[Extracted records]
>>>>
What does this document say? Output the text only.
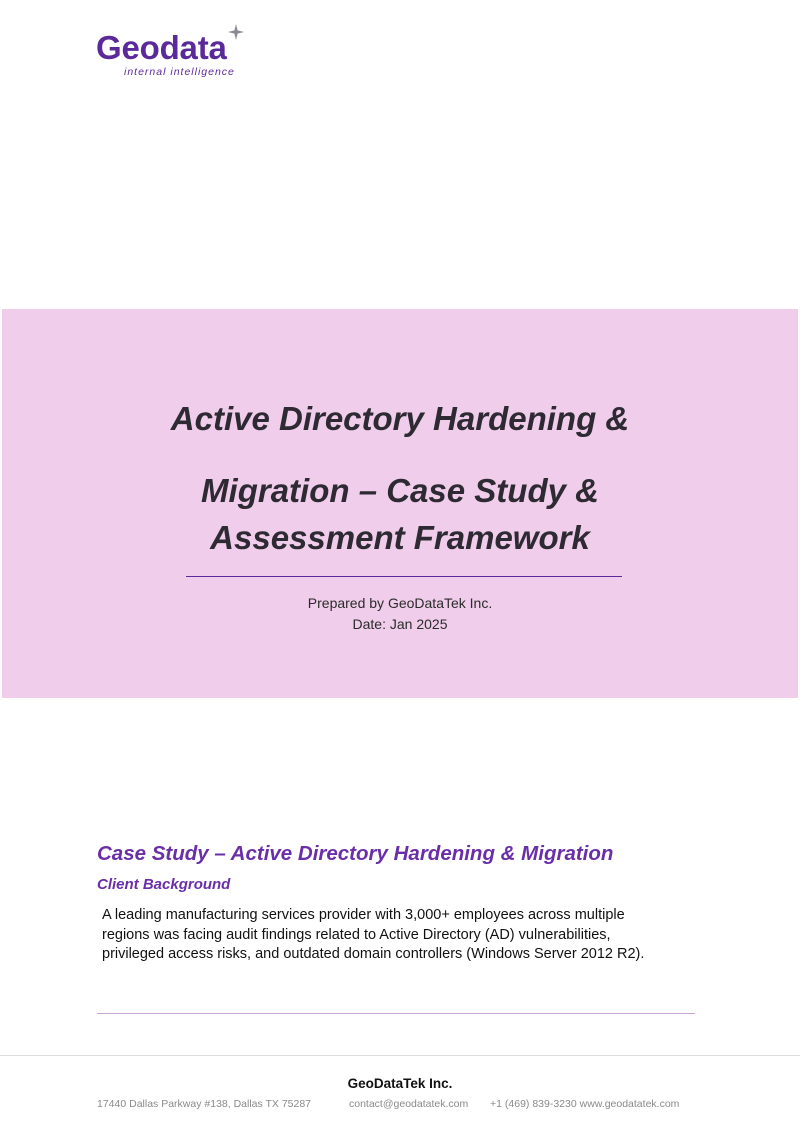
Geodata
internal intelligence
Active Directory Hardening &
Migration – Case Study &
Assessment Framework
Prepared by GeoDataTek Inc.
Date: Jan 2025
Case Study – Active Directory Hardening & Migration
Client Background

A leading manufacturing services provider with 3,000+ employees across multiple regions was facing audit findings related to Active Directory (AD) vulnerabilities, privileged access risks, and outdated domain controllers (Windows Server 2012 R2).

GeoDataTek Inc.
17440 Dallas Parkway #138, Dallas TX 75287	contact@geodatatek.com +1 (469) 839-3230 www.geodatatek.com
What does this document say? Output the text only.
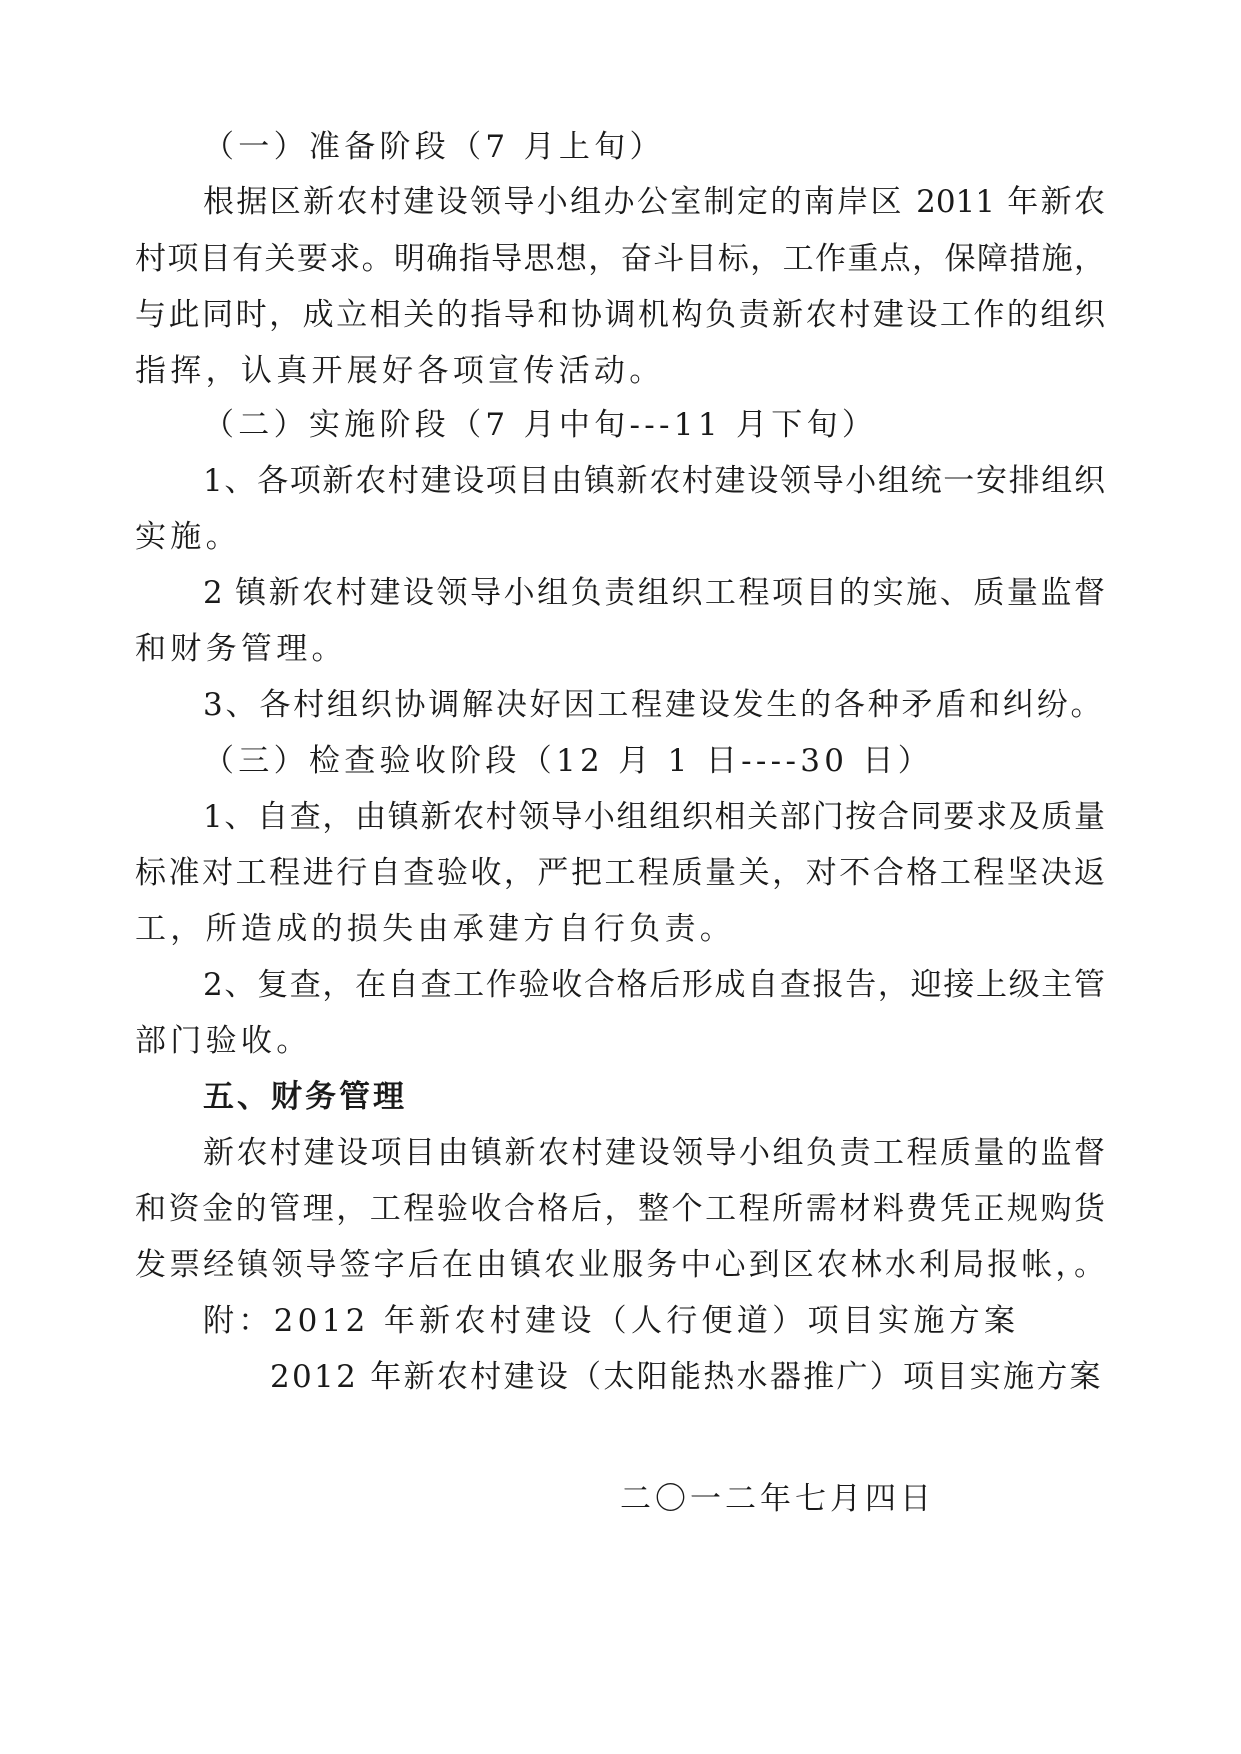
（一）准备阶段（7 月上旬）
根据区新农村建设领导小组办公室制定的南岸区 2011 年新农
村项目有关要求。明确指导思想，奋斗目标，工作重点，保障措施，
与此同时，成立相关的指导和协调机构负责新农村建设工作的组织
指挥，认真开展好各项宣传活动。
（二）实施阶段（7 月中旬---11 月下旬）
1、各项新农村建设项目由镇新农村建设领导小组统一安排组织
实施。
2 镇新农村建设领导小组负责组织工程项目的实施、质量监督
和财务管理。
3、各村组织协调解决好因工程建设发生的各种矛盾和纠纷。
（三）检查验收阶段（12 月 1 日----30 日）
1、自查，由镇新农村领导小组组织相关部门按合同要求及质量
标准对工程进行自查验收，严把工程质量关，对不合格工程坚决返
工，所造成的损失由承建方自行负责。
2、复查，在自查工作验收合格后形成自查报告，迎接上级主管
部门验收。
五、财务管理
新农村建设项目由镇新农村建设领导小组负责工程质量的监督
和资金的管理，工程验收合格后，整个工程所需材料费凭正规购货
发票经镇领导签字后在由镇农业服务中心到区农林水利局报帐，。
附：2012 年新农村建设（人行便道）项目实施方案
2012 年新农村建设（太阳能热水器推广）项目实施方案
二〇一二年七月四日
<<<<
Write out every entry again word for word, without any of the pictures.

# Output of the exercise
What does this document say? Output the text only.
Geodata
internal intelligence
Active Directory Hardening &
Migration – Case Study &
Assessment Framework
Prepared by GeoDataTek Inc.
Date: Jan 2025
Case Study – Active Directory Hardening & Migration
Client Background

A leading manufacturing services provider with 3,000+ employees across multiple regions was facing audit findings related to Active Directory (AD) vulnerabilities, privileged access risks, and outdated domain controllers (Windows Server 2012 R2).

GeoDataTek Inc.
17440 Dallas Parkway #138, Dallas TX 75287	contact@geodatatek.com +1 (469) 839-3230 www.geodatatek.com
What does this document say? Output the text only.
（一）准备阶段（7 月上旬）
根据区新农村建设领导小组办公室制定的南岸区 2011 年新农
村项目有关要求。明确指导思想，奋斗目标，工作重点，保障措施，
与此同时，成立相关的指导和协调机构负责新农村建设工作的组织
指挥，认真开展好各项宣传活动。
（二）实施阶段（7 月中旬---11 月下旬）
1、各项新农村建设项目由镇新农村建设领导小组统一安排组织
实施。
2 镇新农村建设领导小组负责组织工程项目的实施、质量监督
和财务管理。
3、各村组织协调解决好因工程建设发生的各种矛盾和纠纷。
（三）检查验收阶段（12 月 1 日----30 日）
1、自查，由镇新农村领导小组组织相关部门按合同要求及质量
标准对工程进行自查验收，严把工程质量关，对不合格工程坚决返
工，所造成的损失由承建方自行负责。
2、复查，在自查工作验收合格后形成自查报告，迎接上级主管
部门验收。
五、财务管理
新农村建设项目由镇新农村建设领导小组负责工程质量的监督
和资金的管理，工程验收合格后，整个工程所需材料费凭正规购货
发票经镇领导签字后在由镇农业服务中心到区农林水利局报帐，。
附：2012 年新农村建设（人行便道）项目实施方案
2012 年新农村建设（太阳能热水器推广）项目实施方案
二〇一二年七月四日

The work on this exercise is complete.